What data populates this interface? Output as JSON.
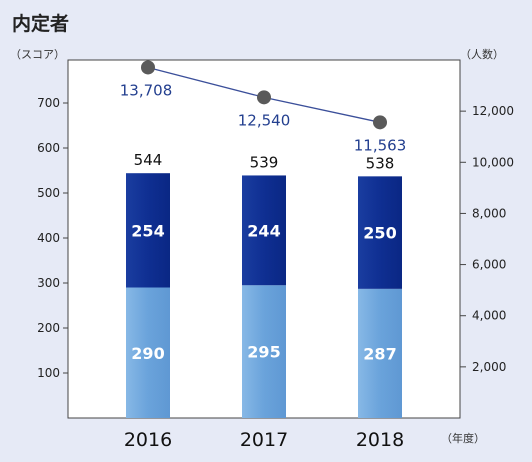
{
  "chart_data": {
    "type": "bar",
    "title": "内定者",
    "left_axis_unit": "（スコア）",
    "right_axis_unit": "（人数）",
    "x_axis_unit": "（年度）",
    "categories": [
      "2016",
      "2017",
      "2018"
    ],
    "series": [
      {
        "values": [
          290,
          295,
          287
        ],
        "color": "#6fa7dd"
      },
      {
        "values": [
          254,
          244,
          250
        ],
        "color": "#0e2d8e"
      }
    ],
    "totals": [
      "544",
      "539",
      "538"
    ],
    "bottom_labels": [
      "290",
      "295",
      "287"
    ],
    "top_labels": [
      "254",
      "244",
      "250"
    ],
    "line_series": {
      "values": [
        13708,
        12540,
        11563
      ],
      "labels": [
        "13,708",
        "12,540",
        "11,563"
      ],
      "color": "#5a5a5a",
      "label_color": "#233f8f"
    },
    "ylim_left": [
      0,
      800
    ],
    "yticks_left": [
      "100",
      "200",
      "300",
      "400",
      "500",
      "600",
      "700"
    ],
    "ylim_right": [
      0,
      14000
    ],
    "yticks_right": [
      "2,000",
      "4,000",
      "6,000",
      "8,000",
      "10,000",
      "12,000"
    ],
    "grid": false
  }
}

#### What you should do:
Print all entries exactly. The images do not belong in the copy.

#### Solution to the problem:
What data populates this interface? Output as JSON.
{
  "chart_data": {
    "type": "bar",
    "title": "内定者",
    "left_axis_unit": "（スコア）",
    "right_axis_unit": "（人数）",
    "x_axis_unit": "（年度）",
    "categories": [
      "2016",
      "2017",
      "2018"
    ],
    "series": [
      {
        "values": [
          290,
          295,
          287
        ],
        "color": "#6fa7dd"
      },
      {
        "values": [
          254,
          244,
          250
        ],
        "color": "#0e2d8e"
      }
    ],
    "totals": [
      "544",
      "539",
      "538"
    ],
    "bottom_labels": [
      "290",
      "295",
      "287"
    ],
    "top_labels": [
      "254",
      "244",
      "250"
    ],
    "line_series": {
      "values": [
        13708,
        12540,
        11563
      ],
      "labels": [
        "13,708",
        "12,540",
        "11,563"
      ],
      "color": "#5a5a5a",
      "label_color": "#233f8f"
    },
    "ylim_left": [
      0,
      800
    ],
    "yticks_left": [
      "100",
      "200",
      "300",
      "400",
      "500",
      "600",
      "700"
    ],
    "ylim_right": [
      0,
      14000
    ],
    "yticks_right": [
      "2,000",
      "4,000",
      "6,000",
      "8,000",
      "10,000",
      "12,000"
    ],
    "grid": false
  }
}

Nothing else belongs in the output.